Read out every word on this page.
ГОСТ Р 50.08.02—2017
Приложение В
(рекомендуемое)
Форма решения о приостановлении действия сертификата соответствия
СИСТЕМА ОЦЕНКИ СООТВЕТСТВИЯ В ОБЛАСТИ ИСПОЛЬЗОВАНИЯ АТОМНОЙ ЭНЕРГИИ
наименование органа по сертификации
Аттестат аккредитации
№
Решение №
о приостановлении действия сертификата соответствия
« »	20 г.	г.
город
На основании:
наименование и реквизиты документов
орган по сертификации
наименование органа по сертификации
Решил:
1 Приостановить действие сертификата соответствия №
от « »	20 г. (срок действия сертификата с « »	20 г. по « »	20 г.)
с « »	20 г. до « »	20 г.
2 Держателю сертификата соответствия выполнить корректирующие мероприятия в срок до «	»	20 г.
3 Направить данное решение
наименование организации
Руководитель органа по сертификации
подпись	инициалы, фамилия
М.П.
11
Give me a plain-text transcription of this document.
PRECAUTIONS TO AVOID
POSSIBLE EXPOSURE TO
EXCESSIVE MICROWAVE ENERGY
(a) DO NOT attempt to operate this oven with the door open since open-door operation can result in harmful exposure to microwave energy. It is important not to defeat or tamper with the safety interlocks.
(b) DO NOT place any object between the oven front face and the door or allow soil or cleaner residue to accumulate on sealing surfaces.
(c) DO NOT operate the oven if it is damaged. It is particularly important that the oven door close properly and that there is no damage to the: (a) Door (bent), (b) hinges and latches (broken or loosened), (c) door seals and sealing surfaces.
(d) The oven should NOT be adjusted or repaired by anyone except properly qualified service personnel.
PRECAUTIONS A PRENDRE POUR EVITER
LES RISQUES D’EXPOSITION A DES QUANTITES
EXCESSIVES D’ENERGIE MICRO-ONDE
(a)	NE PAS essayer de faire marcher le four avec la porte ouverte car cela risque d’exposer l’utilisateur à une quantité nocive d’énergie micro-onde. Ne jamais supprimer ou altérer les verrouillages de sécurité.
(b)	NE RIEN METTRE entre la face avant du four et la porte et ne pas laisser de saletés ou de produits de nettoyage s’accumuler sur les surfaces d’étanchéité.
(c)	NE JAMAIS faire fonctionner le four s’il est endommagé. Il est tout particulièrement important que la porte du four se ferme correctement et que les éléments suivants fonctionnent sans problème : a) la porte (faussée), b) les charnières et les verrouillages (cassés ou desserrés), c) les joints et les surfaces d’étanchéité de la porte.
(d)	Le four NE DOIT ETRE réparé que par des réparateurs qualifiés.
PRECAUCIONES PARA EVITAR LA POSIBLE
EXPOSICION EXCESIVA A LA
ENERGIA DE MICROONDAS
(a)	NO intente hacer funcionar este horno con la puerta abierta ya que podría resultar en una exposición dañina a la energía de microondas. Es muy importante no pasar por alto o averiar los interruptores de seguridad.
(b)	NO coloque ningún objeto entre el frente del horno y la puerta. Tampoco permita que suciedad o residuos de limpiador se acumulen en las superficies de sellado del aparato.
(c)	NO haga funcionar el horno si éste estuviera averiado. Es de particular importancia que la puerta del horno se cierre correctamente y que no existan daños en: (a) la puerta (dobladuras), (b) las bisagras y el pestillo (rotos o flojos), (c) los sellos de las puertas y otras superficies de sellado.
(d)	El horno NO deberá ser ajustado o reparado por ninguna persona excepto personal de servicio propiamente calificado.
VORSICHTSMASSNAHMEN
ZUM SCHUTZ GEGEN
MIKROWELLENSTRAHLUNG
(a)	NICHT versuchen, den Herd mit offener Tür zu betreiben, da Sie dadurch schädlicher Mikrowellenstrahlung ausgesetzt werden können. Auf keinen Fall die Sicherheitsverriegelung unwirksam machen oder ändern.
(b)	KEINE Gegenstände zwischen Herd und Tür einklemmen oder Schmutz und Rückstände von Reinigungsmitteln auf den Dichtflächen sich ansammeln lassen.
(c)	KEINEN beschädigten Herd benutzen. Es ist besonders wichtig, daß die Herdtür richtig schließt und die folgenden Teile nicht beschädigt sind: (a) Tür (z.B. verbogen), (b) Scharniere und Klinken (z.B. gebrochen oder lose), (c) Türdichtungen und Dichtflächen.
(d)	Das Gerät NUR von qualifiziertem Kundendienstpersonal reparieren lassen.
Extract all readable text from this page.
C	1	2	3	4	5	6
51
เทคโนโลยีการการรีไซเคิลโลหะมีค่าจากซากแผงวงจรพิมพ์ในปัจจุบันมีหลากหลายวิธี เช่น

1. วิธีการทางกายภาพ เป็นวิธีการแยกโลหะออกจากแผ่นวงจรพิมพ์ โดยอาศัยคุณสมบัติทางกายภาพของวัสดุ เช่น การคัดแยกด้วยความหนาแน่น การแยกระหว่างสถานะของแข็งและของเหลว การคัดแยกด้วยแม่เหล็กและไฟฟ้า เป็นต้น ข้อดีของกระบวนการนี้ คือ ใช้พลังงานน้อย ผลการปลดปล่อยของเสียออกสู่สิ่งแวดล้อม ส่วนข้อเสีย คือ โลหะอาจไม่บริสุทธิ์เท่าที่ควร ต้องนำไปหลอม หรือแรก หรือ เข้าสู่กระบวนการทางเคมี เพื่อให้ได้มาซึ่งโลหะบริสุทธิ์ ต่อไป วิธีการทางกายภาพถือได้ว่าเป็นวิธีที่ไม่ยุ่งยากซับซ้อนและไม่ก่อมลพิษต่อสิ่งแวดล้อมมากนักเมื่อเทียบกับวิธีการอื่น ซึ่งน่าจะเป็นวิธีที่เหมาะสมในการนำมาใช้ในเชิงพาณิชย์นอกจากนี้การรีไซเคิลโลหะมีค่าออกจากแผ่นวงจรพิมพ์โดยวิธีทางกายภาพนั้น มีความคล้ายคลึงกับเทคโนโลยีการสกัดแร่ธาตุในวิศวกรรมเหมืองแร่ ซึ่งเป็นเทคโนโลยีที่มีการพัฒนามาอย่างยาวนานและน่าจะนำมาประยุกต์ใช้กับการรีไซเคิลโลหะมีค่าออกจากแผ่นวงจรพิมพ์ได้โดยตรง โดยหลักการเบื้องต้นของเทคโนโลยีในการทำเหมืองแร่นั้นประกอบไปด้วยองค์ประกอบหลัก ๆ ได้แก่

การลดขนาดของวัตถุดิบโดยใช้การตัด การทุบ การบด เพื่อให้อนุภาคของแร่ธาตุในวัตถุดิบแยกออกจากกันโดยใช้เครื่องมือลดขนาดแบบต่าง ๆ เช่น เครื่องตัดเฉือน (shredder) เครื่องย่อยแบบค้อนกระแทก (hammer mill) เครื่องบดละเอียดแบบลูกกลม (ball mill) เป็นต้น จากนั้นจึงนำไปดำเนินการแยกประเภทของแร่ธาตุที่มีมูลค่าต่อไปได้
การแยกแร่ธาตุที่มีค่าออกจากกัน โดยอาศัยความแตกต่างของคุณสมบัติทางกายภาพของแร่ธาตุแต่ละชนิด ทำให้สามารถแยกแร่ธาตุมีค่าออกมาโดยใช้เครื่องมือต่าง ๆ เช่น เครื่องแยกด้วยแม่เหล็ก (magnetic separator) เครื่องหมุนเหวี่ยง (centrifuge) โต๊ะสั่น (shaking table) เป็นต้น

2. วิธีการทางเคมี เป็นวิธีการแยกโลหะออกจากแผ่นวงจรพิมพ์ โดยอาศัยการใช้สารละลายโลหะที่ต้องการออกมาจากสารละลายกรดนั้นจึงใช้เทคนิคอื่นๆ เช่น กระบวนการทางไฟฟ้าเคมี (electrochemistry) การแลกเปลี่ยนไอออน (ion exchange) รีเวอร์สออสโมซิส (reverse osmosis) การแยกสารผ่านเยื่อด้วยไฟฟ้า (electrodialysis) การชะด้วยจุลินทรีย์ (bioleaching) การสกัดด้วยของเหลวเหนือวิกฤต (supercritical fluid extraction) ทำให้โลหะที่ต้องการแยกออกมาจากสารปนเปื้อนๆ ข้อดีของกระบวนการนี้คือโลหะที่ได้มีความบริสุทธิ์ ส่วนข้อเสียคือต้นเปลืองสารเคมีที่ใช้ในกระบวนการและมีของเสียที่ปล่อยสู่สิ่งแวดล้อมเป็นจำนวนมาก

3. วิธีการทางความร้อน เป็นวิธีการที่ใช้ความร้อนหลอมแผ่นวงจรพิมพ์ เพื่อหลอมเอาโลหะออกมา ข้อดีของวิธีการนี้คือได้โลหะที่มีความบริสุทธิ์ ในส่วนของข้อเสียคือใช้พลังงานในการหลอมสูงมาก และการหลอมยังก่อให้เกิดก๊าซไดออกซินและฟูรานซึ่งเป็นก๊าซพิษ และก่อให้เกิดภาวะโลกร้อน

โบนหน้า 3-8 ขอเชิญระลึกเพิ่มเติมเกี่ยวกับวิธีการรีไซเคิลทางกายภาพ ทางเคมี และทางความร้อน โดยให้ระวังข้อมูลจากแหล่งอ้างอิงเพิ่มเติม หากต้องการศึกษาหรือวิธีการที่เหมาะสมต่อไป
+-------+
=== Aim ===
Extract, from the material above, each line holding the word "page".

=== Result of the exercise ===
Read out every word on this page.
Extract all readable text from this page.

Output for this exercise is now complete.